## WRITTEN EXERCISE:
Present the following entries again, word for word and in full.

------------------------------------

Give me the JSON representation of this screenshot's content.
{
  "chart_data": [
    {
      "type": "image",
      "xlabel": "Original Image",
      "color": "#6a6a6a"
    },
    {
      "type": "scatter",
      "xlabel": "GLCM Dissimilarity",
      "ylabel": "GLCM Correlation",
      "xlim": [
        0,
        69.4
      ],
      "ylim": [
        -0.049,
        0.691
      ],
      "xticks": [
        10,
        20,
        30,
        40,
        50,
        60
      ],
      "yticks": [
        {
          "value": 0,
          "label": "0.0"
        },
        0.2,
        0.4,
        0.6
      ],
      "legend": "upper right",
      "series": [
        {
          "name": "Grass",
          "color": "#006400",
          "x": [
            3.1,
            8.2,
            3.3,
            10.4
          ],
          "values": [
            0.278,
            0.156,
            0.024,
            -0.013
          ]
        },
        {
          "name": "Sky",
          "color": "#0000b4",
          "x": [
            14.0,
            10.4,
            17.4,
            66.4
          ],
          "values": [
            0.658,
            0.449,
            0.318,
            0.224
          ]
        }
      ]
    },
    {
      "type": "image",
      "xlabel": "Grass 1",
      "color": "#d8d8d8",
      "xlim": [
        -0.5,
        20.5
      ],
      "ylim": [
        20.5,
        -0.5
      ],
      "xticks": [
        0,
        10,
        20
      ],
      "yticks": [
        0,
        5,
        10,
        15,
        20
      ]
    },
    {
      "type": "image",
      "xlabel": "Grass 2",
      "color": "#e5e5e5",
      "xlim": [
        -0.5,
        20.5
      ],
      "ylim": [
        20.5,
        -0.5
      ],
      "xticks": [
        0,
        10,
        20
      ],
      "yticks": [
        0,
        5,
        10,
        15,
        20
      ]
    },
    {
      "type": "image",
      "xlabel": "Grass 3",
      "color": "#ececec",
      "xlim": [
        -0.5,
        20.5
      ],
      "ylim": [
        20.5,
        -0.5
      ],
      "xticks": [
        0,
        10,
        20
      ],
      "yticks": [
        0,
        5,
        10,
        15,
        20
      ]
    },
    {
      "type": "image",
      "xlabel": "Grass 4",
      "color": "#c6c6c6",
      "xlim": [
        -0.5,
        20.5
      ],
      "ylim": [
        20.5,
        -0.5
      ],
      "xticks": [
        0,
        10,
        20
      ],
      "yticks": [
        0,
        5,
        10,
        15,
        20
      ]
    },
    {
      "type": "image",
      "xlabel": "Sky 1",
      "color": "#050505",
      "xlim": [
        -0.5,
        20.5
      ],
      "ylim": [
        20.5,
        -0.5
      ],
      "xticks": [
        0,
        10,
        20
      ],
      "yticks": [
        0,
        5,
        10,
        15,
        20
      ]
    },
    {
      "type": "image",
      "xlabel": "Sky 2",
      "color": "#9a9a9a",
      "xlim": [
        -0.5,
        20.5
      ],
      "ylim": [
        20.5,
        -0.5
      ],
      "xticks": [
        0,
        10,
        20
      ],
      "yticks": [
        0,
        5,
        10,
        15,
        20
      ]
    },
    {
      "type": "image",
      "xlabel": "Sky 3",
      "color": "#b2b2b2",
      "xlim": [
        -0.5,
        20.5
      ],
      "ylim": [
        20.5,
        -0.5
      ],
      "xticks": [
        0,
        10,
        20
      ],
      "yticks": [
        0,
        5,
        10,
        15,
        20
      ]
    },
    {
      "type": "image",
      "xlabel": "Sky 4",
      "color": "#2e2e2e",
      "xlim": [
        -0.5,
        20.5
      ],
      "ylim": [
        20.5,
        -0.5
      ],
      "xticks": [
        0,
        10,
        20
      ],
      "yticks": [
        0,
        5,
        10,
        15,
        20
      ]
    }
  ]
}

------------------------------------

## SOLUTION FOR THIS TASK:
Give me the JSON representation of this screenshot's content.
{
  "chart_data": [
    {
      "type": "image",
      "xlabel": "Original Image",
      "color": "#6a6a6a"
    },
    {
      "type": "scatter",
      "xlabel": "GLCM Dissimilarity",
      "ylabel": "GLCM Correlation",
      "xlim": [
        0,
        69.4
      ],
      "ylim": [
        -0.049,
        0.691
      ],
      "xticks": [
        10,
        20,
        30,
        40,
        50,
        60
      ],
      "yticks": [
        {
          "value": 0,
          "label": "0.0"
        },
        0.2,
        0.4,
        0.6
      ],
      "legend": "upper right",
      "series": [
        {
          "name": "Grass",
          "color": "#006400",
          "x": [
            3.1,
            8.2,
            3.3,
            10.4
          ],
          "values": [
            0.278,
            0.156,
            0.024,
            -0.013
          ]
        },
        {
          "name": "Sky",
          "color": "#0000b4",
          "x": [
            14.0,
            10.4,
            17.4,
            66.4
          ],
          "values": [
            0.658,
            0.449,
            0.318,
            0.224
          ]
        }
      ]
    },
    {
      "type": "image",
      "xlabel": "Grass 1",
      "color": "#d8d8d8",
      "xlim": [
        -0.5,
        20.5
      ],
      "ylim": [
        20.5,
        -0.5
      ],
      "xticks": [
        0,
        10,
        20
      ],
      "yticks": [
        0,
        5,
        10,
        15,
        20
      ]
    },
    {
      "type": "image",
      "xlabel": "Grass 2",
      "color": "#e5e5e5",
      "xlim": [
        -0.5,
        20.5
      ],
      "ylim": [
        20.5,
        -0.5
      ],
      "xticks": [
        0,
        10,
        20
      ],
      "yticks": [
        0,
        5,
        10,
        15,
        20
      ]
    },
    {
      "type": "image",
      "xlabel": "Grass 3",
      "color": "#ececec",
      "xlim": [
        -0.5,
        20.5
      ],
      "ylim": [
        20.5,
        -0.5
      ],
      "xticks": [
        0,
        10,
        20
      ],
      "yticks": [
        0,
        5,
        10,
        15,
        20
      ]
    },
    {
      "type": "image",
      "xlabel": "Grass 4",
      "color": "#c6c6c6",
      "xlim": [
        -0.5,
        20.5
      ],
      "ylim": [
        20.5,
        -0.5
      ],
      "xticks": [
        0,
        10,
        20
      ],
      "yticks": [
        0,
        5,
        10,
        15,
        20
      ]
    },
    {
      "type": "image",
      "xlabel": "Sky 1",
      "color": "#050505",
      "xlim": [
        -0.5,
        20.5
      ],
      "ylim": [
        20.5,
        -0.5
      ],
      "xticks": [
        0,
        10,
        20
      ],
      "yticks": [
        0,
        5,
        10,
        15,
        20
      ]
    },
    {
      "type": "image",
      "xlabel": "Sky 2",
      "color": "#9a9a9a",
      "xlim": [
        -0.5,
        20.5
      ],
      "ylim": [
        20.5,
        -0.5
      ],
      "xticks": [
        0,
        10,
        20
      ],
      "yticks": [
        0,
        5,
        10,
        15,
        20
      ]
    },
    {
      "type": "image",
      "xlabel": "Sky 3",
      "color": "#b2b2b2",
      "xlim": [
        -0.5,
        20.5
      ],
      "ylim": [
        20.5,
        -0.5
      ],
      "xticks": [
        0,
        10,
        20
      ],
      "yticks": [
        0,
        5,
        10,
        15,
        20
      ]
    },
    {
      "type": "image",
      "xlabel": "Sky 4",
      "color": "#2e2e2e",
      "xlim": [
        -0.5,
        20.5
      ],
      "ylim": [
        20.5,
        -0.5
      ],
      "xticks": [
        0,
        10,
        20
      ],
      "yticks": [
        0,
        5,
        10,
        15,
        20
      ]
    }
  ]
}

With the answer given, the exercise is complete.